▶ **WHAT IS BEING ASKED**: Please give the listing again, word for word, with nothing left out.

[Collected data]
════════════════════

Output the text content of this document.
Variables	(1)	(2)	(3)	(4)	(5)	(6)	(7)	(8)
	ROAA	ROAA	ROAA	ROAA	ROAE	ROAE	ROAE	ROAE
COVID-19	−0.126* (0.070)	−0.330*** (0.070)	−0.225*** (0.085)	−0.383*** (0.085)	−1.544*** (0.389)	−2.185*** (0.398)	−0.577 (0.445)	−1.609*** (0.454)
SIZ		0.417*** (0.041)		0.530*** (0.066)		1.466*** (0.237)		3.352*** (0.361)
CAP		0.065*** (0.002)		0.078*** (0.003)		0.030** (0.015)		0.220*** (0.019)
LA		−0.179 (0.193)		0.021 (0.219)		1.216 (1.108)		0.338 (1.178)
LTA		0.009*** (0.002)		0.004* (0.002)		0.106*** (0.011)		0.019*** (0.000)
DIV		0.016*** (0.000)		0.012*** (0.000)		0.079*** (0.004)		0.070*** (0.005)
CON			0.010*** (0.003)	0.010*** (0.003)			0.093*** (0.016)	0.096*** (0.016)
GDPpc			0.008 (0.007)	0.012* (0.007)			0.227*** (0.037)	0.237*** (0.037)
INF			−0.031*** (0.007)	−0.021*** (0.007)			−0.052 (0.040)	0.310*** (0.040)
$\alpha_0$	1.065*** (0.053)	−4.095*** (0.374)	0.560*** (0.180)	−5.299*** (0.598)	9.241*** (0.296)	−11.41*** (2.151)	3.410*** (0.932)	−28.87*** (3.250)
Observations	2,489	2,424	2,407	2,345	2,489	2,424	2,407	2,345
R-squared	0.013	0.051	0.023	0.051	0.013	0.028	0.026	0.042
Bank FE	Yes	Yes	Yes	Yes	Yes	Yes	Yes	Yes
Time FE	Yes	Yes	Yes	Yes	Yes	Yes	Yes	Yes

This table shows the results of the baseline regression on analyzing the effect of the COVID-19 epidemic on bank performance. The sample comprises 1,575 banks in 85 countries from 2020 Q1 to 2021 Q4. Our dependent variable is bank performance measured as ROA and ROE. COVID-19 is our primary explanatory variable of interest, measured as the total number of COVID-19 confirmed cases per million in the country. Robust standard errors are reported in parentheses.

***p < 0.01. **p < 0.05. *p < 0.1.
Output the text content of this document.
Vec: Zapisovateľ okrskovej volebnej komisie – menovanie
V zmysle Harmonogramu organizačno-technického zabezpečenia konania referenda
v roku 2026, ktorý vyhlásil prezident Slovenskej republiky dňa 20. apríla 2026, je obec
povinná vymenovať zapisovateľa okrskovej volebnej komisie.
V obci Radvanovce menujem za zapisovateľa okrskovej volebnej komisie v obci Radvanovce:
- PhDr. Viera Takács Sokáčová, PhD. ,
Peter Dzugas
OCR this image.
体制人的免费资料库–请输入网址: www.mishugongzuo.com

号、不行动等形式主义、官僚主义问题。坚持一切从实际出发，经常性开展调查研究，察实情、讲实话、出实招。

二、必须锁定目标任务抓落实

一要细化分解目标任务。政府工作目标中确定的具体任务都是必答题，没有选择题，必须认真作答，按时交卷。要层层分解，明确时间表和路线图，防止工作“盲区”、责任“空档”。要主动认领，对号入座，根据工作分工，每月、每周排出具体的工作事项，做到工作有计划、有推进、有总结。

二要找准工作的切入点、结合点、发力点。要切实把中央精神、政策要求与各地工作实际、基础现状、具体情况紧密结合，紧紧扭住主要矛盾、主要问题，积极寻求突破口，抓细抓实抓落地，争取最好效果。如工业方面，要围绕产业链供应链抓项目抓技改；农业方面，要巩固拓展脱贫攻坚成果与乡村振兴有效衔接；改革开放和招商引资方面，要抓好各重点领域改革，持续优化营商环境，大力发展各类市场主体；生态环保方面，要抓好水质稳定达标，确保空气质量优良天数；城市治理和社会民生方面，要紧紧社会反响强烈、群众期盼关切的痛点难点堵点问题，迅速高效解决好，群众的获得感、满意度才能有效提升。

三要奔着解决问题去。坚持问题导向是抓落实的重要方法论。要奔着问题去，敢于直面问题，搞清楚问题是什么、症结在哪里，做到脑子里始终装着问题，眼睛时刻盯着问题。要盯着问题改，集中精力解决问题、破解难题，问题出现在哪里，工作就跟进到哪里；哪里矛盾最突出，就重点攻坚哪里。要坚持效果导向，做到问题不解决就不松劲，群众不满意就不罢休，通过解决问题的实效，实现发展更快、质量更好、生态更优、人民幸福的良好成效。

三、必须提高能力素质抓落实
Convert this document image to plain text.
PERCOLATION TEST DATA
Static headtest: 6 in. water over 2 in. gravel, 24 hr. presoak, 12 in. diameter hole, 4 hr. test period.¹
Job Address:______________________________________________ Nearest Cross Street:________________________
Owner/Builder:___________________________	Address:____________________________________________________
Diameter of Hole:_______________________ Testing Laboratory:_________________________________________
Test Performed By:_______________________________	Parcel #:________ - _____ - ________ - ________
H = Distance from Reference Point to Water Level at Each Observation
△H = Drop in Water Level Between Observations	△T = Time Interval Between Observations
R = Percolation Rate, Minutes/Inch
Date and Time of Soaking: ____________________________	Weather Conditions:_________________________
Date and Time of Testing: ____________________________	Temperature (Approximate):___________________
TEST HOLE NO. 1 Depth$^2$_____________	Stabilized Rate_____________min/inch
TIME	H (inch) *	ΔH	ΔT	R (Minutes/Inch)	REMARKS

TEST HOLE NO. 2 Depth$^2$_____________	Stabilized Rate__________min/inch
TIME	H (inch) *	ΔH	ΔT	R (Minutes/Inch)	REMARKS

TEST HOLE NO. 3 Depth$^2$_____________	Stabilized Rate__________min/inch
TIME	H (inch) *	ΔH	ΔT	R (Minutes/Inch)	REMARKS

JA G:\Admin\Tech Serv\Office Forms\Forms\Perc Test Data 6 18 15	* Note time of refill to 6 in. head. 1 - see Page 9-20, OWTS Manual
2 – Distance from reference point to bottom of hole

════════════════════

▶ **RESULT**:
Output the text content of this document.
Variables	(1)	(2)	(3)	(4)	(5)	(6)	(7)	(8)
	ROAA	ROAA	ROAA	ROAA	ROAE	ROAE	ROAE	ROAE
COVID-19	−0.126* (0.070)	−0.330*** (0.070)	−0.225*** (0.085)	−0.383*** (0.085)	−1.544*** (0.389)	−2.185*** (0.398)	−0.577 (0.445)	−1.609*** (0.454)
SIZ		0.417*** (0.041)		0.530*** (0.066)		1.466*** (0.237)		3.352*** (0.361)
CAP		0.065*** (0.002)		0.078*** (0.003)		0.030** (0.015)		0.220*** (0.019)
LA		−0.179 (0.193)		0.021 (0.219)		1.216 (1.108)		0.338 (1.178)
LTA		0.009*** (0.002)		0.004* (0.002)		0.106*** (0.011)		0.019*** (0.000)
DIV		0.016*** (0.000)		0.012*** (0.000)		0.079*** (0.004)		0.070*** (0.005)
CON			0.010*** (0.003)	0.010*** (0.003)			0.093*** (0.016)	0.096*** (0.016)
GDPpc			0.008 (0.007)	0.012* (0.007)			0.227*** (0.037)	0.237*** (0.037)
INF			−0.031*** (0.007)	−0.021*** (0.007)			−0.052 (0.040)	0.310*** (0.040)
$\alpha_0$	1.065*** (0.053)	−4.095*** (0.374)	0.560*** (0.180)	−5.299*** (0.598)	9.241*** (0.296)	−11.41*** (2.151)	3.410*** (0.932)	−28.87*** (3.250)
Observations	2,489	2,424	2,407	2,345	2,489	2,424	2,407	2,345
R-squared	0.013	0.051	0.023	0.051	0.013	0.028	0.026	0.042
Bank FE	Yes	Yes	Yes	Yes	Yes	Yes	Yes	Yes
Time FE	Yes	Yes	Yes	Yes	Yes	Yes	Yes	Yes

This table shows the results of the baseline regression on analyzing the effect of the COVID-19 epidemic on bank performance. The sample comprises 1,575 banks in 85 countries from 2020 Q1 to 2021 Q4. Our dependent variable is bank performance measured as ROA and ROE. COVID-19 is our primary explanatory variable of interest, measured as the total number of COVID-19 confirmed cases per million in the country. Robust standard errors are reported in parentheses.

***p < 0.01. **p < 0.05. *p < 0.1.
Output the text content of this document.
Vec: Zapisovateľ okrskovej volebnej komisie – menovanie
V zmysle Harmonogramu organizačno-technického zabezpečenia konania referenda
v roku 2026, ktorý vyhlásil prezident Slovenskej republiky dňa 20. apríla 2026, je obec
povinná vymenovať zapisovateľa okrskovej volebnej komisie.
V obci Radvanovce menujem za zapisovateľa okrskovej volebnej komisie v obci Radvanovce:
- PhDr. Viera Takács Sokáčová, PhD. ,
Peter Dzugas
OCR this image.
体制人的免费资料库–请输入网址: www.mishugongzuo.com

号、不行动等形式主义、官僚主义问题。坚持一切从实际出发，经常性开展调查研究，察实情、讲实话、出实招。

二、必须锁定目标任务抓落实

一要细化分解目标任务。政府工作目标中确定的具体任务都是必答题，没有选择题，必须认真作答，按时交卷。要层层分解，明确时间表和路线图，防止工作“盲区”、责任“空档”。要主动认领，对号入座，根据工作分工，每月、每周排出具体的工作事项，做到工作有计划、有推进、有总结。

二要找准工作的切入点、结合点、发力点。要切实把中央精神、政策要求与各地工作实际、基础现状、具体情况紧密结合，紧紧扭住主要矛盾、主要问题，积极寻求突破口，抓细抓实抓落地，争取最好效果。如工业方面，要围绕产业链供应链抓项目抓技改；农业方面，要巩固拓展脱贫攻坚成果与乡村振兴有效衔接；改革开放和招商引资方面，要抓好各重点领域改革，持续优化营商环境，大力发展各类市场主体；生态环保方面，要抓好水质稳定达标，确保空气质量优良天数；城市治理和社会民生方面，要紧紧社会反响强烈、群众期盼关切的痛点难点堵点问题，迅速高效解决好，群众的获得感、满意度才能有效提升。

三要奔着解决问题去。坚持问题导向是抓落实的重要方法论。要奔着问题去，敢于直面问题，搞清楚问题是什么、症结在哪里，做到脑子里始终装着问题，眼睛时刻盯着问题。要盯着问题改，集中精力解决问题、破解难题，问题出现在哪里，工作就跟进到哪里；哪里矛盾最突出，就重点攻坚哪里。要坚持效果导向，做到问题不解决就不松劲，群众不满意就不罢休，通过解决问题的实效，实现发展更快、质量更好、生态更优、人民幸福的良好成效。

三、必须提高能力素质抓落实
Convert this document image to plain text.
PERCOLATION TEST DATA
Static headtest: 6 in. water over 2 in. gravel, 24 hr. presoak, 12 in. diameter hole, 4 hr. test period.¹
Job Address:______________________________________________ Nearest Cross Street:________________________
Owner/Builder:___________________________	Address:____________________________________________________
Diameter of Hole:_______________________ Testing Laboratory:_________________________________________
Test Performed By:_______________________________	Parcel #:________ - _____ - ________ - ________
H = Distance from Reference Point to Water Level at Each Observation
△H = Drop in Water Level Between Observations	△T = Time Interval Between Observations
R = Percolation Rate, Minutes/Inch
Date and Time of Soaking: ____________________________	Weather Conditions:_________________________
Date and Time of Testing: ____________________________	Temperature (Approximate):___________________
TEST HOLE NO. 1 Depth$^2$_____________	Stabilized Rate_____________min/inch
TIME	H (inch) *	ΔH	ΔT	R (Minutes/Inch)	REMARKS

TEST HOLE NO. 2 Depth$^2$_____________	Stabilized Rate__________min/inch
TIME	H (inch) *	ΔH	ΔT	R (Minutes/Inch)	REMARKS

TEST HOLE NO. 3 Depth$^2$_____________	Stabilized Rate__________min/inch
TIME	H (inch) *	ΔH	ΔT	R (Minutes/Inch)	REMARKS

JA G:\Admin\Tech Serv\Office Forms\Forms\Perc Test Data 6 18 15	* Note time of refill to 6 in. head. 1 - see Page 9-20, OWTS Manual
2 – Distance from reference point to bottom of hole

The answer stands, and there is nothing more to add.